# WRITTEN EXERCISE
Quote the records below in full, exactly as given, with the images taken out.
────────────────────
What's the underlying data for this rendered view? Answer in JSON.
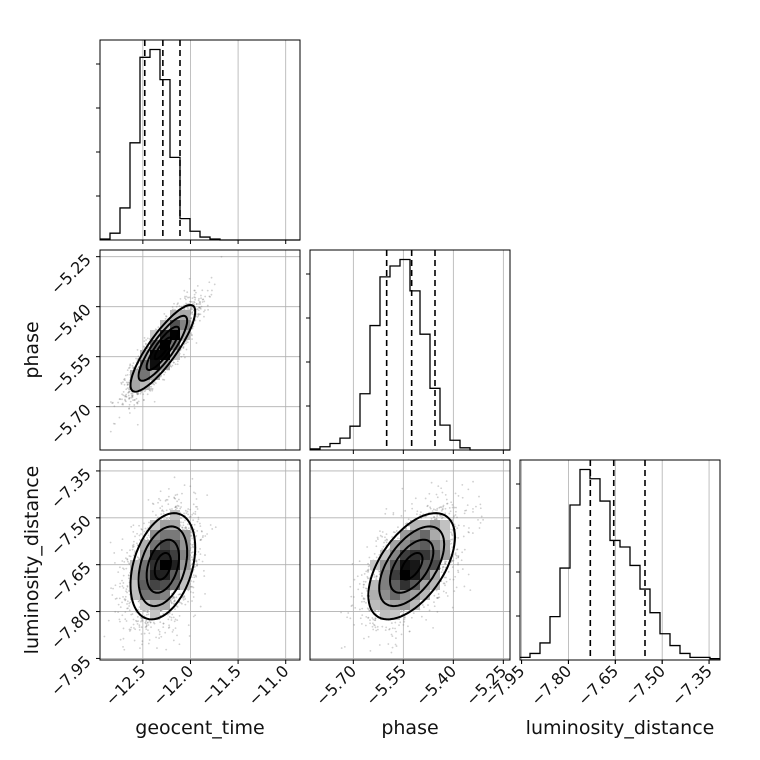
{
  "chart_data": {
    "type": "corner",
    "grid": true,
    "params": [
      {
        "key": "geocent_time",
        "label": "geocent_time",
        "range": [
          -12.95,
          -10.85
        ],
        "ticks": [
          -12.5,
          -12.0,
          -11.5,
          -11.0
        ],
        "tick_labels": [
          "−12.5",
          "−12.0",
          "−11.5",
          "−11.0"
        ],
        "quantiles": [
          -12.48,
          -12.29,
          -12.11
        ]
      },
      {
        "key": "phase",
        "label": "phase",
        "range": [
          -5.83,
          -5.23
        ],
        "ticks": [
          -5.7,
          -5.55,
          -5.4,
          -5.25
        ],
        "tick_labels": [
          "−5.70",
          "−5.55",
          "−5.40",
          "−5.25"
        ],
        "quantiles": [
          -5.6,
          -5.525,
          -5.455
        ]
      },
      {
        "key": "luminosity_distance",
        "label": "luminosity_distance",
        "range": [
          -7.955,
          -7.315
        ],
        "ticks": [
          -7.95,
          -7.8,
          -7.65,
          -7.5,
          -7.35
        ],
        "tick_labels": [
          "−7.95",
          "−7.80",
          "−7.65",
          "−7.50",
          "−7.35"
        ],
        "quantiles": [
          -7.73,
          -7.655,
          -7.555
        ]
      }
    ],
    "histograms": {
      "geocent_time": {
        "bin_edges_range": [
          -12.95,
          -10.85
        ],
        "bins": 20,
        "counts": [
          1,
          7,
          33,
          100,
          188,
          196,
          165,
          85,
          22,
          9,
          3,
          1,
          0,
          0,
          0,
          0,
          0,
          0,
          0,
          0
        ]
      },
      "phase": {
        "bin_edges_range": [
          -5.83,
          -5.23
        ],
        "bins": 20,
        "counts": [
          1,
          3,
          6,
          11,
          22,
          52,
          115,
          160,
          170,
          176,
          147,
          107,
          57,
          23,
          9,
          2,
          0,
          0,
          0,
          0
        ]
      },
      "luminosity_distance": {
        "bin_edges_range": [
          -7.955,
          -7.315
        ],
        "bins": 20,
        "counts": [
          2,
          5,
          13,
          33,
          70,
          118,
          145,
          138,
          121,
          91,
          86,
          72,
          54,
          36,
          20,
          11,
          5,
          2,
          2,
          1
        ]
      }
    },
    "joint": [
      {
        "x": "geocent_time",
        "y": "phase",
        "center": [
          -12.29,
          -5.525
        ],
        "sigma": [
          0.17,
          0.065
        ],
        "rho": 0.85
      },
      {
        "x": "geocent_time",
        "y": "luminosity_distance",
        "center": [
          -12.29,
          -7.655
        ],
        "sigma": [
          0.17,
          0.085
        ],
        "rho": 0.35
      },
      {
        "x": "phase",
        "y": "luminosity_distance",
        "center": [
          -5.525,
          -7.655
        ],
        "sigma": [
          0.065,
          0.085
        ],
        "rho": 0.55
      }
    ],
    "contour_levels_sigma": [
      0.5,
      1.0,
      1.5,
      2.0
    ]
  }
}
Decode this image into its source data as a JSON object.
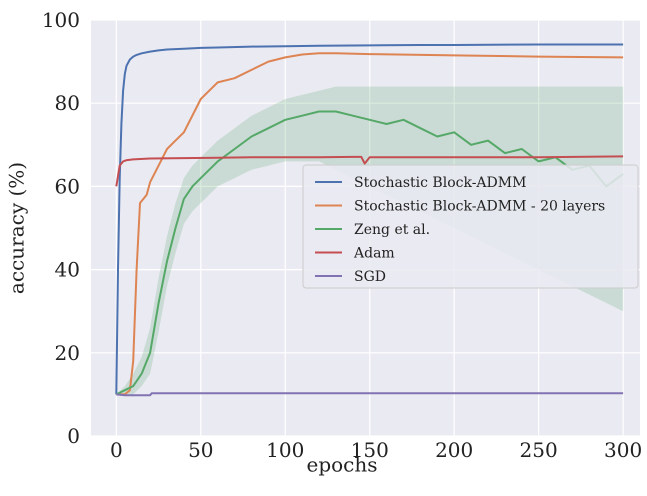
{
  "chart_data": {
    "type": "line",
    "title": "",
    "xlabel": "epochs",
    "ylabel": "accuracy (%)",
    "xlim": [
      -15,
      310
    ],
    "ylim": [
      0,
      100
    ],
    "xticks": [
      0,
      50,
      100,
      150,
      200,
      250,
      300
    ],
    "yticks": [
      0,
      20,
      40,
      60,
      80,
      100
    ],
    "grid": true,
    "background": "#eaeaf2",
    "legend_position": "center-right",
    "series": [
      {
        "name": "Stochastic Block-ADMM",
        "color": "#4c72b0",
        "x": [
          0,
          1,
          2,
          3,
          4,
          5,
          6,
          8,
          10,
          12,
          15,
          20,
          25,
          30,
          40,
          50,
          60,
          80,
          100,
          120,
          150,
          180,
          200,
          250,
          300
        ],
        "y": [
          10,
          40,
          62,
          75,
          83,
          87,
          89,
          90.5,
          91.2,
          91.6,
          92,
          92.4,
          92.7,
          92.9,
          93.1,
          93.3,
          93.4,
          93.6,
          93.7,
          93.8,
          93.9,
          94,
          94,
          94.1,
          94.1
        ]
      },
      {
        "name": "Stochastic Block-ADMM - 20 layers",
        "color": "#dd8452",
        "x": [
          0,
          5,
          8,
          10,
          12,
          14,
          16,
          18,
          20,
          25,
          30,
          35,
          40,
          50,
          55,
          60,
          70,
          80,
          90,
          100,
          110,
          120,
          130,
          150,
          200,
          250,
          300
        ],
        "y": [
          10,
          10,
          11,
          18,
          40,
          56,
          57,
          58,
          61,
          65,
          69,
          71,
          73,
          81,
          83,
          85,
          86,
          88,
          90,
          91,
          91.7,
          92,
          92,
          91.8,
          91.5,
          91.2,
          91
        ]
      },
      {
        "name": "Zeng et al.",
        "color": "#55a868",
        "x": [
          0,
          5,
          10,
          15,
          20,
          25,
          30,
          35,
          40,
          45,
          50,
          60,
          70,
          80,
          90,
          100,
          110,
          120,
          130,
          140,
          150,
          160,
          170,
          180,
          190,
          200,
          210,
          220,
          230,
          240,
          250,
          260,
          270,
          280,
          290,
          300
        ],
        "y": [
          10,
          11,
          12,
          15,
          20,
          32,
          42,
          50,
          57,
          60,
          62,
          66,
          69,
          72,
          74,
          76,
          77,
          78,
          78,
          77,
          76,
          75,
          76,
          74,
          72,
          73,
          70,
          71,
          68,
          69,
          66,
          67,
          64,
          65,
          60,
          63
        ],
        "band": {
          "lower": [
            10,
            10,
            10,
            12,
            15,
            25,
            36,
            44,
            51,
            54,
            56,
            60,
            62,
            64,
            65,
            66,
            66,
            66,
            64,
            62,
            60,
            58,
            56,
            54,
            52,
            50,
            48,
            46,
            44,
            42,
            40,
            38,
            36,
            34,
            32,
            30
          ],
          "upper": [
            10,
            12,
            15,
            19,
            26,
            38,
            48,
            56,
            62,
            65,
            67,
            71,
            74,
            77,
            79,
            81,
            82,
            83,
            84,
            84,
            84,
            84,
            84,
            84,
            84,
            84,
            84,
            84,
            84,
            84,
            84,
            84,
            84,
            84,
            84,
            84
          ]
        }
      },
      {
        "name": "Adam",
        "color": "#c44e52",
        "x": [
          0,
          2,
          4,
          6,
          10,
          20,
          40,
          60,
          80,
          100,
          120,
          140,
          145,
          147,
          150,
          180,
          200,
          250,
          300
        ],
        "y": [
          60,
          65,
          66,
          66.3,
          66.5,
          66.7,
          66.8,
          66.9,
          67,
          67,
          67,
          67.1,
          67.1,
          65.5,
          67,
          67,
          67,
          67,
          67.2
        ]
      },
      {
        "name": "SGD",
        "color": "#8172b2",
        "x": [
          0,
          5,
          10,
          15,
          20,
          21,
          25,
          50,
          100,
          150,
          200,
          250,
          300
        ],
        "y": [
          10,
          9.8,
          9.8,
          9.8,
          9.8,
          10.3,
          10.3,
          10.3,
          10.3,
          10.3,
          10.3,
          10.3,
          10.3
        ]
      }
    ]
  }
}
────────────────────
# RESULT OF THIS TASK
What's the underlying data for this rendered view? Answer in JSON.
{
  "chart_data": {
    "type": "corner",
    "grid": true,
    "params": [
      {
        "key": "geocent_time",
        "label": "geocent_time",
        "range": [
          -12.95,
          -10.85
        ],
        "ticks": [
          -12.5,
          -12.0,
          -11.5,
          -11.0
        ],
        "tick_labels": [
          "−12.5",
          "−12.0",
          "−11.5",
          "−11.0"
        ],
        "quantiles": [
          -12.48,
          -12.29,
          -12.11
        ]
      },
      {
        "key": "phase",
        "label": "phase",
        "range": [
          -5.83,
          -5.23
        ],
        "ticks": [
          -5.7,
          -5.55,
          -5.4,
          -5.25
        ],
        "tick_labels": [
          "−5.70",
          "−5.55",
          "−5.40",
          "−5.25"
        ],
        "quantiles": [
          -5.6,
          -5.525,
          -5.455
        ]
      },
      {
        "key": "luminosity_distance",
        "label": "luminosity_distance",
        "range": [
          -7.955,
          -7.315
        ],
        "ticks": [
          -7.95,
          -7.8,
          -7.65,
          -7.5,
          -7.35
        ],
        "tick_labels": [
          "−7.95",
          "−7.80",
          "−7.65",
          "−7.50",
          "−7.35"
        ],
        "quantiles": [
          -7.73,
          -7.655,
          -7.555
        ]
      }
    ],
    "histograms": {
      "geocent_time": {
        "bin_edges_range": [
          -12.95,
          -10.85
        ],
        "bins": 20,
        "counts": [
          1,
          7,
          33,
          100,
          188,
          196,
          165,
          85,
          22,
          9,
          3,
          1,
          0,
          0,
          0,
          0,
          0,
          0,
          0,
          0
        ]
      },
      "phase": {
        "bin_edges_range": [
          -5.83,
          -5.23
        ],
        "bins": 20,
        "counts": [
          1,
          3,
          6,
          11,
          22,
          52,
          115,
          160,
          170,
          176,
          147,
          107,
          57,
          23,
          9,
          2,
          0,
          0,
          0,
          0
        ]
      },
      "luminosity_distance": {
        "bin_edges_range": [
          -7.955,
          -7.315
        ],
        "bins": 20,
        "counts": [
          2,
          5,
          13,
          33,
          70,
          118,
          145,
          138,
          121,
          91,
          86,
          72,
          54,
          36,
          20,
          11,
          5,
          2,
          2,
          1
        ]
      }
    },
    "joint": [
      {
        "x": "geocent_time",
        "y": "phase",
        "center": [
          -12.29,
          -5.525
        ],
        "sigma": [
          0.17,
          0.065
        ],
        "rho": 0.85
      },
      {
        "x": "geocent_time",
        "y": "luminosity_distance",
        "center": [
          -12.29,
          -7.655
        ],
        "sigma": [
          0.17,
          0.085
        ],
        "rho": 0.35
      },
      {
        "x": "phase",
        "y": "luminosity_distance",
        "center": [
          -5.525,
          -7.655
        ],
        "sigma": [
          0.065,
          0.085
        ],
        "rho": 0.55
      }
    ],
    "contour_levels_sigma": [
      0.5,
      1.0,
      1.5,
      2.0
    ]
  }
}
Decode this image into its source data as a JSON object.
{
  "chart_data": {
    "type": "line",
    "title": "",
    "xlabel": "epochs",
    "ylabel": "accuracy (%)",
    "xlim": [
      -15,
      310
    ],
    "ylim": [
      0,
      100
    ],
    "xticks": [
      0,
      50,
      100,
      150,
      200,
      250,
      300
    ],
    "yticks": [
      0,
      20,
      40,
      60,
      80,
      100
    ],
    "grid": true,
    "background": "#eaeaf2",
    "legend_position": "center-right",
    "series": [
      {
        "name": "Stochastic Block-ADMM",
        "color": "#4c72b0",
        "x": [
          0,
          1,
          2,
          3,
          4,
          5,
          6,
          8,
          10,
          12,
          15,
          20,
          25,
          30,
          40,
          50,
          60,
          80,
          100,
          120,
          150,
          180,
          200,
          250,
          300
        ],
        "y": [
          10,
          40,
          62,
          75,
          83,
          87,
          89,
          90.5,
          91.2,
          91.6,
          92,
          92.4,
          92.7,
          92.9,
          93.1,
          93.3,
          93.4,
          93.6,
          93.7,
          93.8,
          93.9,
          94,
          94,
          94.1,
          94.1
        ]
      },
      {
        "name": "Stochastic Block-ADMM - 20 layers",
        "color": "#dd8452",
        "x": [
          0,
          5,
          8,
          10,
          12,
          14,
          16,
          18,
          20,
          25,
          30,
          35,
          40,
          50,
          55,
          60,
          70,
          80,
          90,
          100,
          110,
          120,
          130,
          150,
          200,
          250,
          300
        ],
        "y": [
          10,
          10,
          11,
          18,
          40,
          56,
          57,
          58,
          61,
          65,
          69,
          71,
          73,
          81,
          83,
          85,
          86,
          88,
          90,
          91,
          91.7,
          92,
          92,
          91.8,
          91.5,
          91.2,
          91
        ]
      },
      {
        "name": "Zeng et al.",
        "color": "#55a868",
        "x": [
          0,
          5,
          10,
          15,
          20,
          25,
          30,
          35,
          40,
          45,
          50,
          60,
          70,
          80,
          90,
          100,
          110,
          120,
          130,
          140,
          150,
          160,
          170,
          180,
          190,
          200,
          210,
          220,
          230,
          240,
          250,
          260,
          270,
          280,
          290,
          300
        ],
        "y": [
          10,
          11,
          12,
          15,
          20,
          32,
          42,
          50,
          57,
          60,
          62,
          66,
          69,
          72,
          74,
          76,
          77,
          78,
          78,
          77,
          76,
          75,
          76,
          74,
          72,
          73,
          70,
          71,
          68,
          69,
          66,
          67,
          64,
          65,
          60,
          63
        ],
        "band": {
          "lower": [
            10,
            10,
            10,
            12,
            15,
            25,
            36,
            44,
            51,
            54,
            56,
            60,
            62,
            64,
            65,
            66,
            66,
            66,
            64,
            62,
            60,
            58,
            56,
            54,
            52,
            50,
            48,
            46,
            44,
            42,
            40,
            38,
            36,
            34,
            32,
            30
          ],
          "upper": [
            10,
            12,
            15,
            19,
            26,
            38,
            48,
            56,
            62,
            65,
            67,
            71,
            74,
            77,
            79,
            81,
            82,
            83,
            84,
            84,
            84,
            84,
            84,
            84,
            84,
            84,
            84,
            84,
            84,
            84,
            84,
            84,
            84,
            84,
            84,
            84
          ]
        }
      },
      {
        "name": "Adam",
        "color": "#c44e52",
        "x": [
          0,
          2,
          4,
          6,
          10,
          20,
          40,
          60,
          80,
          100,
          120,
          140,
          145,
          147,
          150,
          180,
          200,
          250,
          300
        ],
        "y": [
          60,
          65,
          66,
          66.3,
          66.5,
          66.7,
          66.8,
          66.9,
          67,
          67,
          67,
          67.1,
          67.1,
          65.5,
          67,
          67,
          67,
          67,
          67.2
        ]
      },
      {
        "name": "SGD",
        "color": "#8172b2",
        "x": [
          0,
          5,
          10,
          15,
          20,
          21,
          25,
          50,
          100,
          150,
          200,
          250,
          300
        ],
        "y": [
          10,
          9.8,
          9.8,
          9.8,
          9.8,
          10.3,
          10.3,
          10.3,
          10.3,
          10.3,
          10.3,
          10.3,
          10.3
        ]
      }
    ]
  }
}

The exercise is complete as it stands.